TO BE DONE. Report how many lines in the listing below include the word "JSON". Write nothing besides the number.

++++++

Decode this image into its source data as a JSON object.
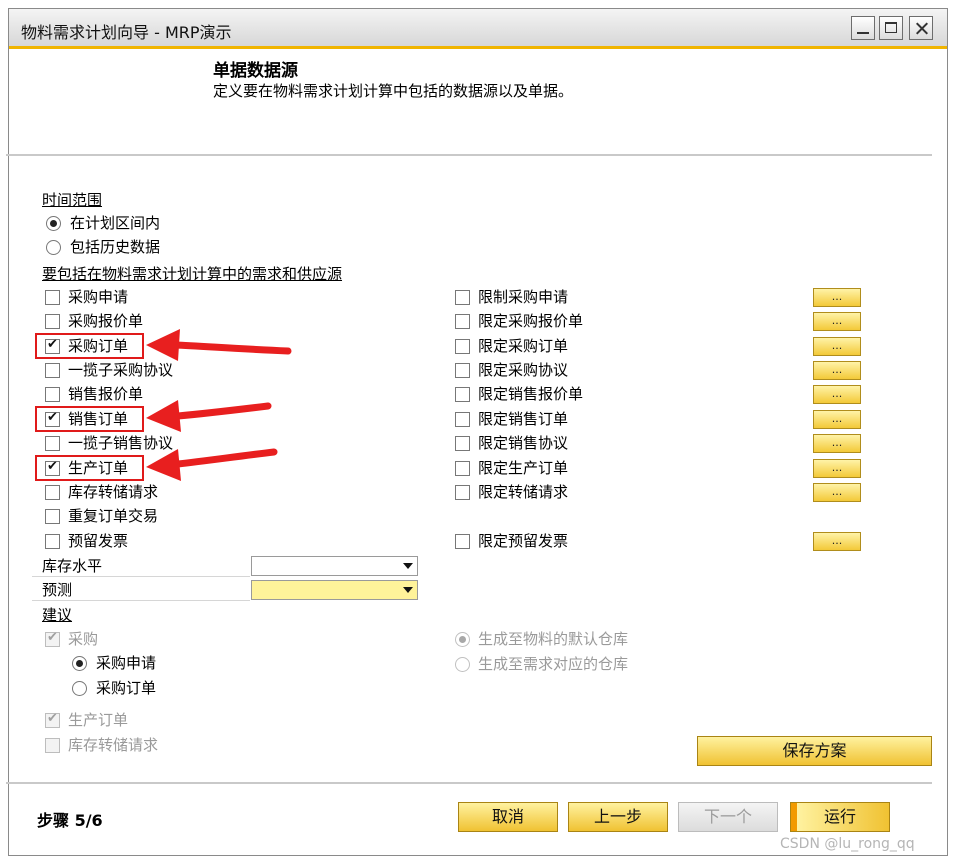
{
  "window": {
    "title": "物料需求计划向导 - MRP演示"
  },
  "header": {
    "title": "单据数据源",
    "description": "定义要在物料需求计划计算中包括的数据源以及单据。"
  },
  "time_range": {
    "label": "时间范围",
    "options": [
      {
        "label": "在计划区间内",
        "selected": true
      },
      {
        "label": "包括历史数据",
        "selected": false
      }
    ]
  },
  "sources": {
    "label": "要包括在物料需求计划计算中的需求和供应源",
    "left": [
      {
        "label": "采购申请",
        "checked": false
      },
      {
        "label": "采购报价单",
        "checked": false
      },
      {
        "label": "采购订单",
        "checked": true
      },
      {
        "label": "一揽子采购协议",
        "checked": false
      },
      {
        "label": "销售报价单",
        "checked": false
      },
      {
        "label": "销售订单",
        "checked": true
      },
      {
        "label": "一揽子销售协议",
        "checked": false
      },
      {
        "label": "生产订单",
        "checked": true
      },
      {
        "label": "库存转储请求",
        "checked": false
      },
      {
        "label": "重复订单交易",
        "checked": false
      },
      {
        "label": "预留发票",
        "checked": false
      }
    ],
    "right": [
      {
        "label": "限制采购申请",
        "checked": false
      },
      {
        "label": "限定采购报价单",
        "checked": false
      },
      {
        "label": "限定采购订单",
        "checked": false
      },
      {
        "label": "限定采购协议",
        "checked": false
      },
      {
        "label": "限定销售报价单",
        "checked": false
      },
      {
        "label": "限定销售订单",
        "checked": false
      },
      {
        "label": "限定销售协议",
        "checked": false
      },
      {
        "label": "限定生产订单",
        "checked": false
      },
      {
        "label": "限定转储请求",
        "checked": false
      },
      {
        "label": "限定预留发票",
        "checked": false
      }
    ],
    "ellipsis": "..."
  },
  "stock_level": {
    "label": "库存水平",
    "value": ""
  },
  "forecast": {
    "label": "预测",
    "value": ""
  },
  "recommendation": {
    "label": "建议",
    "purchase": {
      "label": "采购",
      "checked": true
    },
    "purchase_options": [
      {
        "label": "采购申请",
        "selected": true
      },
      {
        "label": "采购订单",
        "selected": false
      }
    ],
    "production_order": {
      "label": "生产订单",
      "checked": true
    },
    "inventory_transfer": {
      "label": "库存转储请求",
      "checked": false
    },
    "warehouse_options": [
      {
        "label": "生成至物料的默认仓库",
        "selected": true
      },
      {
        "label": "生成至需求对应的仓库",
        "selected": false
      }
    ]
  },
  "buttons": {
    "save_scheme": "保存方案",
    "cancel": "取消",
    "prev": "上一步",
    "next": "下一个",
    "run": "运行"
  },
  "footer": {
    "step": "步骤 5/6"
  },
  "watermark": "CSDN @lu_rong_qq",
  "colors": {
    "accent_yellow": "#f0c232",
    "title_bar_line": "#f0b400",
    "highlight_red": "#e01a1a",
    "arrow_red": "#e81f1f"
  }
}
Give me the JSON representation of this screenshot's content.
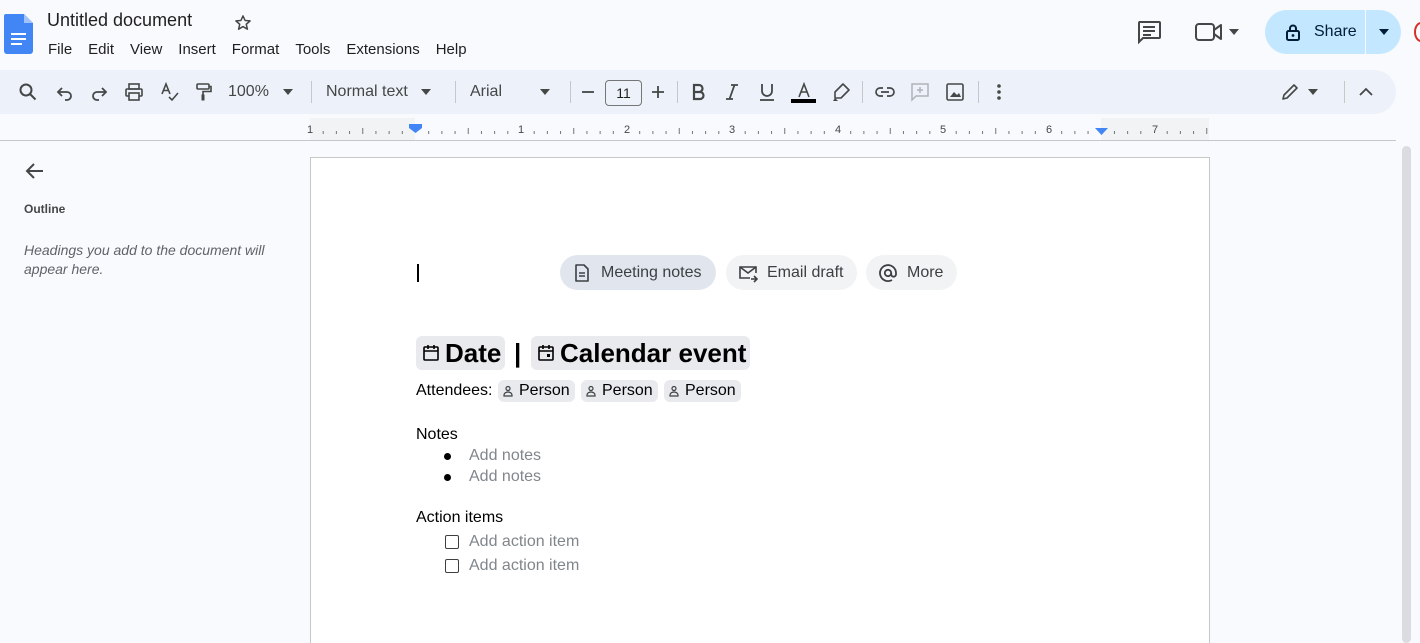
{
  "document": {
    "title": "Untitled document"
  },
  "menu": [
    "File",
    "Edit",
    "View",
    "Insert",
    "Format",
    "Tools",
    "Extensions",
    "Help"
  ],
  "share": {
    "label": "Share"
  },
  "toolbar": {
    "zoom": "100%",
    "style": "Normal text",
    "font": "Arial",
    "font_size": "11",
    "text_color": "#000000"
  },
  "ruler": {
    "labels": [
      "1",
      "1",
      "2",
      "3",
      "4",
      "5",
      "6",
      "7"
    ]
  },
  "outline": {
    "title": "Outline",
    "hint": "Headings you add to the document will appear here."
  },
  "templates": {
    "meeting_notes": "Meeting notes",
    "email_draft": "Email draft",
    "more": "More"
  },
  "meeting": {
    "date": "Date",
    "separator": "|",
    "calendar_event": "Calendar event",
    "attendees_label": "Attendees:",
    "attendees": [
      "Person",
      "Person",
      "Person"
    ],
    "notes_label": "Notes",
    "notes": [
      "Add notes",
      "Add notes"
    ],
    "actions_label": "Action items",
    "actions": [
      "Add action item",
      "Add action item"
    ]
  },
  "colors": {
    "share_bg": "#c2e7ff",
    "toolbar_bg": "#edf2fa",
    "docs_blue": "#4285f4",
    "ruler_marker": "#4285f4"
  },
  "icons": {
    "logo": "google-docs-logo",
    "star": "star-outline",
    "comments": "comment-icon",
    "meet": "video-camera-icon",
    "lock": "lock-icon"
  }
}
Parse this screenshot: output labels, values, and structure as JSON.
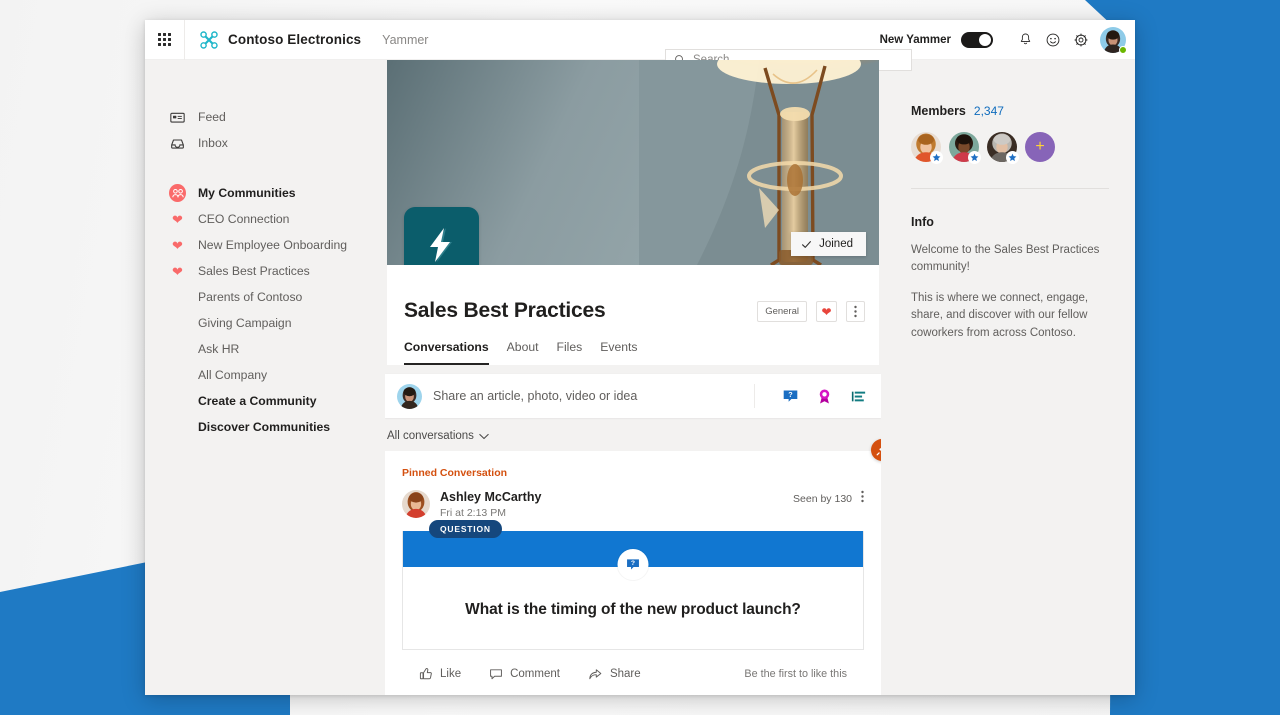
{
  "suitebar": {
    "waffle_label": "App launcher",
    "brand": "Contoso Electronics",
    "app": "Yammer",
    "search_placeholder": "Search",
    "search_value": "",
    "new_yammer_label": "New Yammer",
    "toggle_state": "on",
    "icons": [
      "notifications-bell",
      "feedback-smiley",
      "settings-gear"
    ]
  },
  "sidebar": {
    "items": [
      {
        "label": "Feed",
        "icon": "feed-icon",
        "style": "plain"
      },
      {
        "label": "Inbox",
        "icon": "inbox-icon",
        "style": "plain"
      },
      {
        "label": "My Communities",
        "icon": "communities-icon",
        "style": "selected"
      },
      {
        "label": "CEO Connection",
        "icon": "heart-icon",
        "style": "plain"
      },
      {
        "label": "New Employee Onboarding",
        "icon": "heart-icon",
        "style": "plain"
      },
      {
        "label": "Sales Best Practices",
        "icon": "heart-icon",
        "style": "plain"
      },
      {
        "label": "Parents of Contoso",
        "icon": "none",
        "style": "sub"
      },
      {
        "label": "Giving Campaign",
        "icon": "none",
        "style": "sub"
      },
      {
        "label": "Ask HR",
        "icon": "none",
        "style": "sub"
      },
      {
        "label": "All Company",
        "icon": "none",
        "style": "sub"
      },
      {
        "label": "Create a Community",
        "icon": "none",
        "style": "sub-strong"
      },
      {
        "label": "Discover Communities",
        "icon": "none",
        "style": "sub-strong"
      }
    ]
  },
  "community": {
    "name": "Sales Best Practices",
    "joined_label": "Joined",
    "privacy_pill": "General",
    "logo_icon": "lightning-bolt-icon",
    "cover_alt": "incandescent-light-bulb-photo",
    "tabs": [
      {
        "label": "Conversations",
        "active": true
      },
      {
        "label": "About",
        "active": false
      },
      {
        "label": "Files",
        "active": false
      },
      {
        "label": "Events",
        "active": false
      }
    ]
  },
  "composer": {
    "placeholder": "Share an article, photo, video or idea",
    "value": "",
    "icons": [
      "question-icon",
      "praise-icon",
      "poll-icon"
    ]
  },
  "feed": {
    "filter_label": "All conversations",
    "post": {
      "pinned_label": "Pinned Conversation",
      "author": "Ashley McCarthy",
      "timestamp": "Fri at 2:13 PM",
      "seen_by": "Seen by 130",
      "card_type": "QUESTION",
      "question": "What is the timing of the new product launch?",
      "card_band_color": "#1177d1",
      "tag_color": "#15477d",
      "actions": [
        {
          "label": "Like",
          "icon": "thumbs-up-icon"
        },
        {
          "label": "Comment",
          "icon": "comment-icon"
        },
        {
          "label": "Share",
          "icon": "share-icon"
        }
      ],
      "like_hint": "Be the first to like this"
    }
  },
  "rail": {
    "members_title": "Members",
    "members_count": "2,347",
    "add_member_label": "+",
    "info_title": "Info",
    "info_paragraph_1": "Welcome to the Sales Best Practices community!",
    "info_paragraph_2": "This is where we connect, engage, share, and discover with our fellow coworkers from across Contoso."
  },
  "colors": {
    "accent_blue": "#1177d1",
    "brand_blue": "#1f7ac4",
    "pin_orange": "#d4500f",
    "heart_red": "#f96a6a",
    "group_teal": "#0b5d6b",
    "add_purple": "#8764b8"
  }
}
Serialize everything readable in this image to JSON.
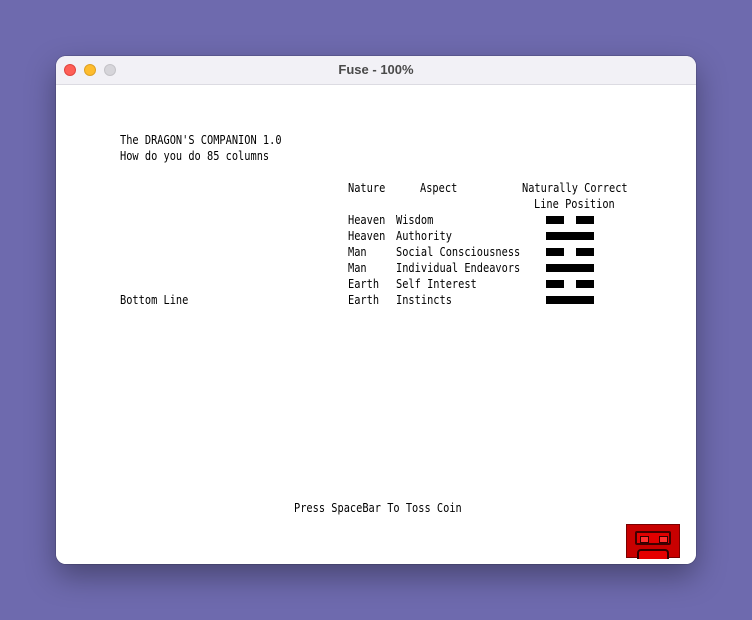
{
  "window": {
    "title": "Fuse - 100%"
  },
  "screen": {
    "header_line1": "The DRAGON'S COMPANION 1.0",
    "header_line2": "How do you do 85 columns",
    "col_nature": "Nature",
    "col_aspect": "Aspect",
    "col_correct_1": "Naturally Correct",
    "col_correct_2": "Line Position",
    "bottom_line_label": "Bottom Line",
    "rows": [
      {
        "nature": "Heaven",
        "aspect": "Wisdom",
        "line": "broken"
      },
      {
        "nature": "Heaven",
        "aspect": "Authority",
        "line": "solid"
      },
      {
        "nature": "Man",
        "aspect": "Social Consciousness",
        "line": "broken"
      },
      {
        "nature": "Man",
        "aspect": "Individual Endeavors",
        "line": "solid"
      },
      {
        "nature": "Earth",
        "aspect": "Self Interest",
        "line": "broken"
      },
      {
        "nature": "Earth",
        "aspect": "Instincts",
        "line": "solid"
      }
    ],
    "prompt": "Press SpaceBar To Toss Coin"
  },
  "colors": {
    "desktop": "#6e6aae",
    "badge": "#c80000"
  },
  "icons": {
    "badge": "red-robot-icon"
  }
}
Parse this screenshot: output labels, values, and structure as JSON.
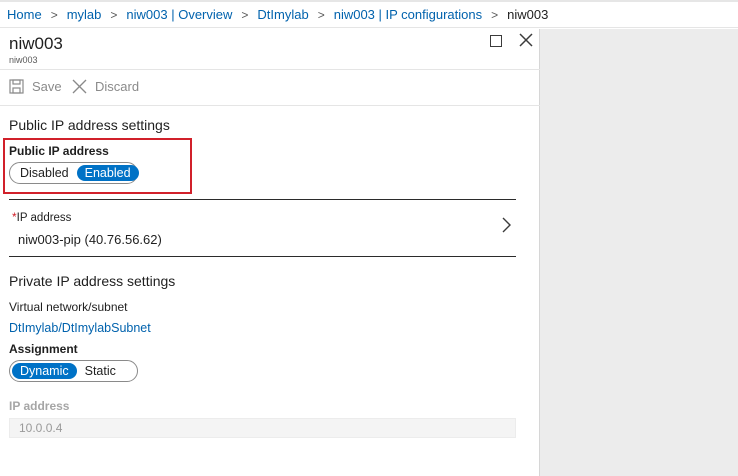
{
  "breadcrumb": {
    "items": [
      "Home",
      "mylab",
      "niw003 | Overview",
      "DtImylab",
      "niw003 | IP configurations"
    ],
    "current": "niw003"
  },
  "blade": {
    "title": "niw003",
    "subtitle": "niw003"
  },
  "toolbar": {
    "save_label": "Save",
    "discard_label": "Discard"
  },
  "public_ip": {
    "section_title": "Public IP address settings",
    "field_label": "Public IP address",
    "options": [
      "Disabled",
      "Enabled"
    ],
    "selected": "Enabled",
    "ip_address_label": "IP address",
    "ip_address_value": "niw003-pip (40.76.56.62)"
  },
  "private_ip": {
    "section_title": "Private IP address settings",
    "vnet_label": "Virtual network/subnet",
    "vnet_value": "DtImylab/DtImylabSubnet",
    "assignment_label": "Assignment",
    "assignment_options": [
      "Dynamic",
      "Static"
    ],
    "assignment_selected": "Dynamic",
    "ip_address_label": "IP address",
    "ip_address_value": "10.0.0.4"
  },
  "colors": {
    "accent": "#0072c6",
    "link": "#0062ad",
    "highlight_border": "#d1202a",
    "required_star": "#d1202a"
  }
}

++++++

SOLUTION FOR THIS PROBLEM. 5